▶ WHAT THE EXERCISE ASKS
Return the full set of entries precisely. Do not carry over any pictures.

######

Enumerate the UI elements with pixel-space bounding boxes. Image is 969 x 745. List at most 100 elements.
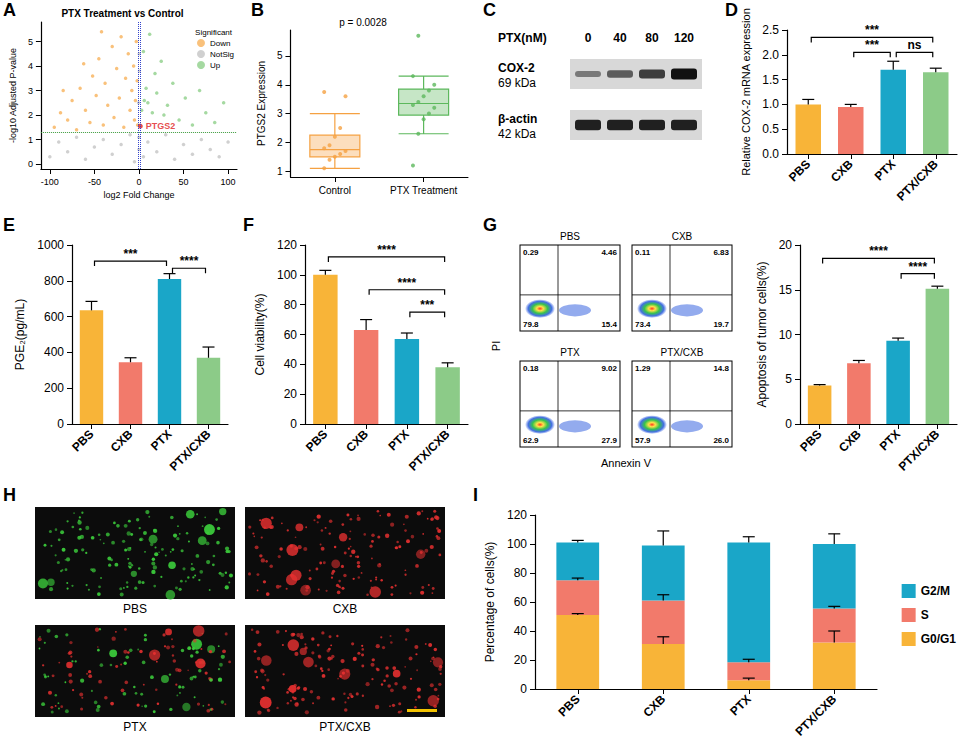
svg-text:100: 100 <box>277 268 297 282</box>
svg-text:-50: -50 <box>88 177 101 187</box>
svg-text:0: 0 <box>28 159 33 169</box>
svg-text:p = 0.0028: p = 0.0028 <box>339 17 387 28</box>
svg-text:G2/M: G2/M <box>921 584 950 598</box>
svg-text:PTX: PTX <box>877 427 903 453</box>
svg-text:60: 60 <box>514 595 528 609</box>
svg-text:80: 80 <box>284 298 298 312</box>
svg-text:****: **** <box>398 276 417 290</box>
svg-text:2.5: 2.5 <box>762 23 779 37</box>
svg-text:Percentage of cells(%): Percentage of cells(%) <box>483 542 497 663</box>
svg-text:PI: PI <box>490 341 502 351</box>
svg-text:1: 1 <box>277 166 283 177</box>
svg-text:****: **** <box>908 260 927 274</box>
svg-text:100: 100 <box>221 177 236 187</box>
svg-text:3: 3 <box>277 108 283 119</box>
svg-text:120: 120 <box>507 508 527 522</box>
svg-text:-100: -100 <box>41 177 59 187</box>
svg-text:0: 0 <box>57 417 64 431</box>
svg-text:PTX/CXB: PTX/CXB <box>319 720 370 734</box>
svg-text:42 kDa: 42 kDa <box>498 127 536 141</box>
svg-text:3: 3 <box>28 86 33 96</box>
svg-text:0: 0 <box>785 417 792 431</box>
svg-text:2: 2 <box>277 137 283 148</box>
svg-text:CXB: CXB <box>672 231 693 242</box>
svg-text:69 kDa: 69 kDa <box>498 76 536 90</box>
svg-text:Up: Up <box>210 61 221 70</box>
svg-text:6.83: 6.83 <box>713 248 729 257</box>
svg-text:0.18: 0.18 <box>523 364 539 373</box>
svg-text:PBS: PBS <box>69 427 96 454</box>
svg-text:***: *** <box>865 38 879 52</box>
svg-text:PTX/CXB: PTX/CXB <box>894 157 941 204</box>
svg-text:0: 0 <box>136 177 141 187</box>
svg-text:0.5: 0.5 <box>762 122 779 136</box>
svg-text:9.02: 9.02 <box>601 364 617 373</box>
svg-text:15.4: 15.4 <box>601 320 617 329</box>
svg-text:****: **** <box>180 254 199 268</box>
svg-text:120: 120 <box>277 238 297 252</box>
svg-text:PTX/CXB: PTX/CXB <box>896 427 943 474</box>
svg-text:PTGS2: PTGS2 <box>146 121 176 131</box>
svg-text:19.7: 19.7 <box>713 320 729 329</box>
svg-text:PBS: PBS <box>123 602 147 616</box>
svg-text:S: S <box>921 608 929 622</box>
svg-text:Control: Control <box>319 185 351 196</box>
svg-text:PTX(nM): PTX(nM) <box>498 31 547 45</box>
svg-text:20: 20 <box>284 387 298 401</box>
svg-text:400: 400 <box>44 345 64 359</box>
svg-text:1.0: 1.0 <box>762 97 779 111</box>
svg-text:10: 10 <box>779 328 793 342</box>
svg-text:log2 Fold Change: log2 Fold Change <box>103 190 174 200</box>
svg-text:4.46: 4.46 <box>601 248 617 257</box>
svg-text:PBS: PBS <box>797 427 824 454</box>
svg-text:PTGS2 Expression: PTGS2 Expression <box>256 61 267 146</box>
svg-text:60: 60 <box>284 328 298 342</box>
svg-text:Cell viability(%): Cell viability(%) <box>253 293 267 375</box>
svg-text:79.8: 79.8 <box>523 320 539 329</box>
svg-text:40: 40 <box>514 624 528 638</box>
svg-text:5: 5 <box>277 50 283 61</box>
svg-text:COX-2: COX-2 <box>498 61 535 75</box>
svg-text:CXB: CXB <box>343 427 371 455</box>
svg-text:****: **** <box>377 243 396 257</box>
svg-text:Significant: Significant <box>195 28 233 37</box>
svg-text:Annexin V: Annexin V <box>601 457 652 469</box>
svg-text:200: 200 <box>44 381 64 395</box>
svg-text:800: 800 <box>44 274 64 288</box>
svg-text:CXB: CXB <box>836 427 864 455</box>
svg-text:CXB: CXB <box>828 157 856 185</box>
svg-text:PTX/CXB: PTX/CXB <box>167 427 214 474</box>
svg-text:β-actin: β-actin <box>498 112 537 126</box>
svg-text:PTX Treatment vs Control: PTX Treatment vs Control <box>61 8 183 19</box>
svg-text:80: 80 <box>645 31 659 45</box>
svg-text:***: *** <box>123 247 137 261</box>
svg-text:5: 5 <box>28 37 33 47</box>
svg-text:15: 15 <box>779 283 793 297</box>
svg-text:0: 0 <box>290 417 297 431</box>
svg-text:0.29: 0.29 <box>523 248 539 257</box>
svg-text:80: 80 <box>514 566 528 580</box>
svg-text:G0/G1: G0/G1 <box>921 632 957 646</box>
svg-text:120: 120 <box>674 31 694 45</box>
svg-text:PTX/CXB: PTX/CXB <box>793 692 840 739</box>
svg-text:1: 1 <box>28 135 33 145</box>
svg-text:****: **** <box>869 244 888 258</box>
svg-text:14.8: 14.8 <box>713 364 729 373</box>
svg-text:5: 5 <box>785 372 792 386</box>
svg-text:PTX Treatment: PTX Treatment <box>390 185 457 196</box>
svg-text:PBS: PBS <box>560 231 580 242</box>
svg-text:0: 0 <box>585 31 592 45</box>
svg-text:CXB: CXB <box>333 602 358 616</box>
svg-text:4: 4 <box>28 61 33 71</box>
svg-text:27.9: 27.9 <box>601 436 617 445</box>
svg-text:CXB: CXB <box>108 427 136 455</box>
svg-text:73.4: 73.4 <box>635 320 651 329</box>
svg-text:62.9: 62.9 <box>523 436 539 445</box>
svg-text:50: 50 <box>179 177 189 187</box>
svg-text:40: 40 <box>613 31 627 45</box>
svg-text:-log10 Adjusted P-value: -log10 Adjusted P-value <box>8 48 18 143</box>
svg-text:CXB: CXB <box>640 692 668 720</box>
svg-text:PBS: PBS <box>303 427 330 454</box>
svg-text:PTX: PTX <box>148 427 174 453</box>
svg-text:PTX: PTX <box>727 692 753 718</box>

######

▶ SOLUTION TO THE EXERCISE
Enumerate the UI elements with pixel-space bounding boxes. Image is 969 x 745. List at most 100 elements.
svg-text:100: 100 <box>277 268 297 282</box>
svg-text:-50: -50 <box>88 177 101 187</box>
svg-text:0: 0 <box>28 159 33 169</box>
svg-text:p = 0.0028: p = 0.0028 <box>339 17 387 28</box>
svg-text:G2/M: G2/M <box>921 584 950 598</box>
svg-text:PTX: PTX <box>877 427 903 453</box>
svg-text:60: 60 <box>514 595 528 609</box>
svg-text:80: 80 <box>284 298 298 312</box>
svg-text:****: **** <box>398 276 417 290</box>
svg-text:2.5: 2.5 <box>762 23 779 37</box>
svg-text:Percentage of cells(%): Percentage of cells(%) <box>483 542 497 663</box>
svg-text:PI: PI <box>490 341 502 351</box>
svg-text:1: 1 <box>277 166 283 177</box>
svg-text:****: **** <box>908 260 927 274</box>
svg-text:100: 100 <box>221 177 236 187</box>
svg-text:3: 3 <box>277 108 283 119</box>
svg-text:120: 120 <box>507 508 527 522</box>
svg-text:-100: -100 <box>41 177 59 187</box>
svg-text:0: 0 <box>57 417 64 431</box>
svg-text:PTX/CXB: PTX/CXB <box>319 720 370 734</box>
svg-text:42 kDa: 42 kDa <box>498 127 536 141</box>
svg-text:3: 3 <box>28 86 33 96</box>
svg-text:0: 0 <box>785 417 792 431</box>
svg-text:2: 2 <box>277 137 283 148</box>
svg-text:CXB: CXB <box>672 231 693 242</box>
svg-text:69 kDa: 69 kDa <box>498 76 536 90</box>
svg-text:Up: Up <box>210 61 221 70</box>
svg-text:6.83: 6.83 <box>713 248 729 257</box>
svg-text:0.18: 0.18 <box>523 364 539 373</box>
svg-text:PBS: PBS <box>69 427 96 454</box>
svg-text:***: *** <box>865 38 879 52</box>
svg-text:PTX/CXB: PTX/CXB <box>894 157 941 204</box>
svg-text:0: 0 <box>136 177 141 187</box>
svg-text:0.5: 0.5 <box>762 122 779 136</box>
svg-text:9.02: 9.02 <box>601 364 617 373</box>
svg-text:15.4: 15.4 <box>601 320 617 329</box>
svg-text:****: **** <box>180 254 199 268</box>
svg-text:120: 120 <box>277 238 297 252</box>
svg-text:PTX/CXB: PTX/CXB <box>896 427 943 474</box>
svg-text:PTGS2: PTGS2 <box>146 121 176 131</box>
svg-text:19.7: 19.7 <box>713 320 729 329</box>
svg-text:PBS: PBS <box>123 602 147 616</box>
svg-text:S: S <box>921 608 929 622</box>
svg-text:Control: Control <box>319 185 351 196</box>
svg-text:PTX(nM): PTX(nM) <box>498 31 547 45</box>
svg-text:20: 20 <box>284 387 298 401</box>
svg-text:400: 400 <box>44 345 64 359</box>
svg-text:1.0: 1.0 <box>762 97 779 111</box>
svg-text:10: 10 <box>779 328 793 342</box>
svg-text:log2 Fold Change: log2 Fold Change <box>103 190 174 200</box>
svg-text:4.46: 4.46 <box>601 248 617 257</box>
svg-text:PBS: PBS <box>797 427 824 454</box>
svg-text:PTGS2 Expression: PTGS2 Expression <box>256 61 267 146</box>
svg-text:60: 60 <box>284 328 298 342</box>
svg-text:Cell viability(%): Cell viability(%) <box>253 293 267 375</box>
svg-text:79.8: 79.8 <box>523 320 539 329</box>
svg-text:40: 40 <box>514 624 528 638</box>
svg-text:5: 5 <box>277 50 283 61</box>
svg-text:COX-2: COX-2 <box>498 61 535 75</box>
svg-text:CXB: CXB <box>343 427 371 455</box>
svg-text:****: **** <box>377 243 396 257</box>
svg-text:Significant: Significant <box>195 28 233 37</box>
svg-text:Annexin V: Annexin V <box>601 457 652 469</box>
svg-text:200: 200 <box>44 381 64 395</box>
svg-text:800: 800 <box>44 274 64 288</box>
svg-text:CXB: CXB <box>836 427 864 455</box>
svg-text:CXB: CXB <box>828 157 856 185</box>
svg-text:PTX/CXB: PTX/CXB <box>167 427 214 474</box>
svg-text:β-actin: β-actin <box>498 112 537 126</box>
svg-text:PTX Treatment vs Control: PTX Treatment vs Control <box>61 8 183 19</box>
svg-text:80: 80 <box>645 31 659 45</box>
svg-text:***: *** <box>123 247 137 261</box>
svg-text:5: 5 <box>28 37 33 47</box>
svg-text:15: 15 <box>779 283 793 297</box>
svg-text:0: 0 <box>290 417 297 431</box>
svg-text:0.29: 0.29 <box>523 248 539 257</box>
svg-text:80: 80 <box>514 566 528 580</box>
svg-text:G0/G1: G0/G1 <box>921 632 957 646</box>
svg-text:120: 120 <box>674 31 694 45</box>
svg-text:PTX/CXB: PTX/CXB <box>793 692 840 739</box>
svg-text:1: 1 <box>28 135 33 145</box>
svg-text:****: **** <box>869 244 888 258</box>
svg-text:14.8: 14.8 <box>713 364 729 373</box>
svg-text:5: 5 <box>785 372 792 386</box>
svg-text:PTX Treatment: PTX Treatment <box>390 185 457 196</box>
svg-text:PBS: PBS <box>560 231 580 242</box>
svg-text:0: 0 <box>585 31 592 45</box>
svg-text:CXB: CXB <box>333 602 358 616</box>
svg-text:4: 4 <box>28 61 33 71</box>
svg-text:27.9: 27.9 <box>601 436 617 445</box>
svg-text:CXB: CXB <box>108 427 136 455</box>
svg-text:73.4: 73.4 <box>635 320 651 329</box>
svg-text:62.9: 62.9 <box>523 436 539 445</box>
svg-text:50: 50 <box>179 177 189 187</box>
svg-text:40: 40 <box>613 31 627 45</box>
svg-text:-log10 Adjusted P-value: -log10 Adjusted P-value <box>8 48 18 143</box>
svg-text:CXB: CXB <box>640 692 668 720</box>
svg-text:PBS: PBS <box>303 427 330 454</box>
svg-text:PTX: PTX <box>148 427 174 453</box>
svg-text:PTX: PTX <box>727 692 753 718</box>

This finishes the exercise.